***** ITEMS *****

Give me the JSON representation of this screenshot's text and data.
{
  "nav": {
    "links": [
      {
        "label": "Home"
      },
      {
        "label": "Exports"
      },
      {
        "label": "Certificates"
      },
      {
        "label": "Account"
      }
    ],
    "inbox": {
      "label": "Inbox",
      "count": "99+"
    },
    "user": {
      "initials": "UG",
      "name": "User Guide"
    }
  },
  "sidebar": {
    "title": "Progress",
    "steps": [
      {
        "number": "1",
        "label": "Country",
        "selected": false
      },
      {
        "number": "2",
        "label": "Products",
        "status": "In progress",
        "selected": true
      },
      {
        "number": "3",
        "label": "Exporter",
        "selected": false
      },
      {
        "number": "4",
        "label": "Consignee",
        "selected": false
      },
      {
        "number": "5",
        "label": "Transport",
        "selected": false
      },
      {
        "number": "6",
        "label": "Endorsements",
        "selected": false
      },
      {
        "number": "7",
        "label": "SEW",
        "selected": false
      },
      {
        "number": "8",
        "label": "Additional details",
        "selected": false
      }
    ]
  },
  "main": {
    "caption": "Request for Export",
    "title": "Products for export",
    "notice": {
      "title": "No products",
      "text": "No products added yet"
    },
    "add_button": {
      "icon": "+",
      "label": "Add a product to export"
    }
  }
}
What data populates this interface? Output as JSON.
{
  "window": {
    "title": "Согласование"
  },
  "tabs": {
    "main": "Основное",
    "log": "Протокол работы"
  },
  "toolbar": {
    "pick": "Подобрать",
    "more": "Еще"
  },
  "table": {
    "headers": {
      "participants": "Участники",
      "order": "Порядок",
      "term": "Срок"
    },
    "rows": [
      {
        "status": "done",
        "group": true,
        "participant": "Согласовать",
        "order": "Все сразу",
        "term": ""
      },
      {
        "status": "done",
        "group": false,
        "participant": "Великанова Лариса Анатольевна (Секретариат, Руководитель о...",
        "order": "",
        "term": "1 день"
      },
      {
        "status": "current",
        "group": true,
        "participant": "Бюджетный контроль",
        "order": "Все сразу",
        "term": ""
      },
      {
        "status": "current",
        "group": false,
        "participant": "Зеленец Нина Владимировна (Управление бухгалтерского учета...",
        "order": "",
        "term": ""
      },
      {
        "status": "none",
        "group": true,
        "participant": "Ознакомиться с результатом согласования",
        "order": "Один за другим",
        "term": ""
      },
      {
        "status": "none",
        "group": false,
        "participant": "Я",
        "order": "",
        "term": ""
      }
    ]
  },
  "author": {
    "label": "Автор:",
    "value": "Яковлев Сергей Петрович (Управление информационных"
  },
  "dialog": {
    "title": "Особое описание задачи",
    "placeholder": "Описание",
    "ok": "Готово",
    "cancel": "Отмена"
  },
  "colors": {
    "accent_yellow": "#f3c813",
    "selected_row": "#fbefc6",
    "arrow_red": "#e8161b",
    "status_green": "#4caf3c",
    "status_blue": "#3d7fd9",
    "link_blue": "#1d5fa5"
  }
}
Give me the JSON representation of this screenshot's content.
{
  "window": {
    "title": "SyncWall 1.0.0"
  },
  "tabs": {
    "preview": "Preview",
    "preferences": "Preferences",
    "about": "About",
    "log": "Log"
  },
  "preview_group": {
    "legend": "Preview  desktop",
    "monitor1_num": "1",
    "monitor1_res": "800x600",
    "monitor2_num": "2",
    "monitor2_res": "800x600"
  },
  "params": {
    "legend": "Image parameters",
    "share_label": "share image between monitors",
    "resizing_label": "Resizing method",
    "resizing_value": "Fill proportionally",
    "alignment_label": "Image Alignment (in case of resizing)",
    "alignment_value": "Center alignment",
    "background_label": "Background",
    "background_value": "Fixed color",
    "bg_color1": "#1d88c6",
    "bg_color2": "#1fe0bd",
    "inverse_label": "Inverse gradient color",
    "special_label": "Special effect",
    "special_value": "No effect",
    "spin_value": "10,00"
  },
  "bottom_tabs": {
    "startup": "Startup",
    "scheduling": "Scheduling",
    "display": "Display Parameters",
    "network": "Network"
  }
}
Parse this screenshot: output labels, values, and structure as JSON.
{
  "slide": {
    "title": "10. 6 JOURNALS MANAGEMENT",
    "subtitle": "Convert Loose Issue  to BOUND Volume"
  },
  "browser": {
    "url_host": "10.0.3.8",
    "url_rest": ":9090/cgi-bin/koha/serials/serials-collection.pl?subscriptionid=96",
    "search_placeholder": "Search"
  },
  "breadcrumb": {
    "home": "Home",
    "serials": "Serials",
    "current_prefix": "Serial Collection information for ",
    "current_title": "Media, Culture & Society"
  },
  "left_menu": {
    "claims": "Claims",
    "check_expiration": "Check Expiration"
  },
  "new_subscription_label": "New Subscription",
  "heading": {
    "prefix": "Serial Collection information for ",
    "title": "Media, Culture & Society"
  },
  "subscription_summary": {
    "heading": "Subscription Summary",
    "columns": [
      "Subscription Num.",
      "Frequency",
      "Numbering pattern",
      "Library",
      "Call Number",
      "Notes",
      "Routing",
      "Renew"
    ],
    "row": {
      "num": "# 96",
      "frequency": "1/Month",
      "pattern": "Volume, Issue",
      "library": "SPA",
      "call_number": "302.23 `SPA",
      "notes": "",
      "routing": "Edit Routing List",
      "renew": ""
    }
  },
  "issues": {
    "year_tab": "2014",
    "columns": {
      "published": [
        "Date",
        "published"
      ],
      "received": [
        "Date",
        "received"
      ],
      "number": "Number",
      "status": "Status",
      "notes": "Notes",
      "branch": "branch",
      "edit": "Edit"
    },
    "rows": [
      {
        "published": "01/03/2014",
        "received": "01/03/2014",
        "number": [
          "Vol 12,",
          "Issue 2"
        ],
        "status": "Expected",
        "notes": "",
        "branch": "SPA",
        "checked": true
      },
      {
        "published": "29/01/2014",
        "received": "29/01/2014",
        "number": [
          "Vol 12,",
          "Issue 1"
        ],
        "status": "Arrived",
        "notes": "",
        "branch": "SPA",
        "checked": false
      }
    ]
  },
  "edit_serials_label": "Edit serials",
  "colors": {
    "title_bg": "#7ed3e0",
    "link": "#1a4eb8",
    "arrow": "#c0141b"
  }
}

*****

From the listing above, extract every line exactly as it stands.

Give me the JSON representation of this screenshot's text and data.
{
  "nav": {
    "links": [
      {
        "label": "Home"
      },
      {
        "label": "Exports"
      },
      {
        "label": "Certificates"
      },
      {
        "label": "Account"
      }
    ],
    "inbox": {
      "label": "Inbox",
      "count": "99+"
    },
    "user": {
      "initials": "UG",
      "name": "User Guide"
    }
  },
  "sidebar": {
    "title": "Progress",
    "steps": [
      {
        "number": "1",
        "label": "Country",
        "selected": false
      },
      {
        "number": "2",
        "label": "Products",
        "status": "In progress",
        "selected": true
      },
      {
        "number": "3",
        "label": "Exporter",
        "selected": false
      },
      {
        "number": "4",
        "label": "Consignee",
        "selected": false
      },
      {
        "number": "5",
        "label": "Transport",
        "selected": false
      },
      {
        "number": "6",
        "label": "Endorsements",
        "selected": false
      },
      {
        "number": "7",
        "label": "SEW",
        "selected": false
      },
      {
        "number": "8",
        "label": "Additional details",
        "selected": false
      }
    ]
  },
  "main": {
    "caption": "Request for Export",
    "title": "Products for export",
    "notice": {
      "title": "No products",
      "text": "No products added yet"
    },
    "add_button": {
      "icon": "+",
      "label": "Add a product to export"
    }
  }
}
What data populates this interface? Output as JSON.
{
  "window": {
    "title": "Согласование"
  },
  "tabs": {
    "main": "Основное",
    "log": "Протокол работы"
  },
  "toolbar": {
    "pick": "Подобрать",
    "more": "Еще"
  },
  "table": {
    "headers": {
      "participants": "Участники",
      "order": "Порядок",
      "term": "Срок"
    },
    "rows": [
      {
        "status": "done",
        "group": true,
        "participant": "Согласовать",
        "order": "Все сразу",
        "term": ""
      },
      {
        "status": "done",
        "group": false,
        "participant": "Великанова Лариса Анатольевна (Секретариат, Руководитель о...",
        "order": "",
        "term": "1 день"
      },
      {
        "status": "current",
        "group": true,
        "participant": "Бюджетный контроль",
        "order": "Все сразу",
        "term": ""
      },
      {
        "status": "current",
        "group": false,
        "participant": "Зеленец Нина Владимировна (Управление бухгалтерского учета...",
        "order": "",
        "term": ""
      },
      {
        "status": "none",
        "group": true,
        "participant": "Ознакомиться с результатом согласования",
        "order": "Один за другим",
        "term": ""
      },
      {
        "status": "none",
        "group": false,
        "participant": "Я",
        "order": "",
        "term": ""
      }
    ]
  },
  "author": {
    "label": "Автор:",
    "value": "Яковлев Сергей Петрович (Управление информационных"
  },
  "dialog": {
    "title": "Особое описание задачи",
    "placeholder": "Описание",
    "ok": "Готово",
    "cancel": "Отмена"
  },
  "colors": {
    "accent_yellow": "#f3c813",
    "selected_row": "#fbefc6",
    "arrow_red": "#e8161b",
    "status_green": "#4caf3c",
    "status_blue": "#3d7fd9",
    "link_blue": "#1d5fa5"
  }
}
Give me the JSON representation of this screenshot's content.
{
  "window": {
    "title": "SyncWall 1.0.0"
  },
  "tabs": {
    "preview": "Preview",
    "preferences": "Preferences",
    "about": "About",
    "log": "Log"
  },
  "preview_group": {
    "legend": "Preview  desktop",
    "monitor1_num": "1",
    "monitor1_res": "800x600",
    "monitor2_num": "2",
    "monitor2_res": "800x600"
  },
  "params": {
    "legend": "Image parameters",
    "share_label": "share image between monitors",
    "resizing_label": "Resizing method",
    "resizing_value": "Fill proportionally",
    "alignment_label": "Image Alignment (in case of resizing)",
    "alignment_value": "Center alignment",
    "background_label": "Background",
    "background_value": "Fixed color",
    "bg_color1": "#1d88c6",
    "bg_color2": "#1fe0bd",
    "inverse_label": "Inverse gradient color",
    "special_label": "Special effect",
    "special_value": "No effect",
    "spin_value": "10,00"
  },
  "bottom_tabs": {
    "startup": "Startup",
    "scheduling": "Scheduling",
    "display": "Display Parameters",
    "network": "Network"
  }
}
Parse this screenshot: output labels, values, and structure as JSON.
{
  "slide": {
    "title": "10. 6 JOURNALS MANAGEMENT",
    "subtitle": "Convert Loose Issue  to BOUND Volume"
  },
  "browser": {
    "url_host": "10.0.3.8",
    "url_rest": ":9090/cgi-bin/koha/serials/serials-collection.pl?subscriptionid=96",
    "search_placeholder": "Search"
  },
  "breadcrumb": {
    "home": "Home",
    "serials": "Serials",
    "current_prefix": "Serial Collection information for ",
    "current_title": "Media, Culture & Society"
  },
  "left_menu": {
    "claims": "Claims",
    "check_expiration": "Check Expiration"
  },
  "new_subscription_label": "New Subscription",
  "heading": {
    "prefix": "Serial Collection information for ",
    "title": "Media, Culture & Society"
  },
  "subscription_summary": {
    "heading": "Subscription Summary",
    "columns": [
      "Subscription Num.",
      "Frequency",
      "Numbering pattern",
      "Library",
      "Call Number",
      "Notes",
      "Routing",
      "Renew"
    ],
    "row": {
      "num": "# 96",
      "frequency": "1/Month",
      "pattern": "Volume, Issue",
      "library": "SPA",
      "call_number": "302.23 `SPA",
      "notes": "",
      "routing": "Edit Routing List",
      "renew": ""
    }
  },
  "issues": {
    "year_tab": "2014",
    "columns": {
      "published": [
        "Date",
        "published"
      ],
      "received": [
        "Date",
        "received"
      ],
      "number": "Number",
      "status": "Status",
      "notes": "Notes",
      "branch": "branch",
      "edit": "Edit"
    },
    "rows": [
      {
        "published": "01/03/2014",
        "received": "01/03/2014",
        "number": [
          "Vol 12,",
          "Issue 2"
        ],
        "status": "Expected",
        "notes": "",
        "branch": "SPA",
        "checked": true
      },
      {
        "published": "29/01/2014",
        "received": "29/01/2014",
        "number": [
          "Vol 12,",
          "Issue 1"
        ],
        "status": "Arrived",
        "notes": "",
        "branch": "SPA",
        "checked": false
      }
    ]
  },
  "edit_serials_label": "Edit serials",
  "colors": {
    "title_bg": "#7ed3e0",
    "link": "#1a4eb8",
    "arrow": "#c0141b"
  }
}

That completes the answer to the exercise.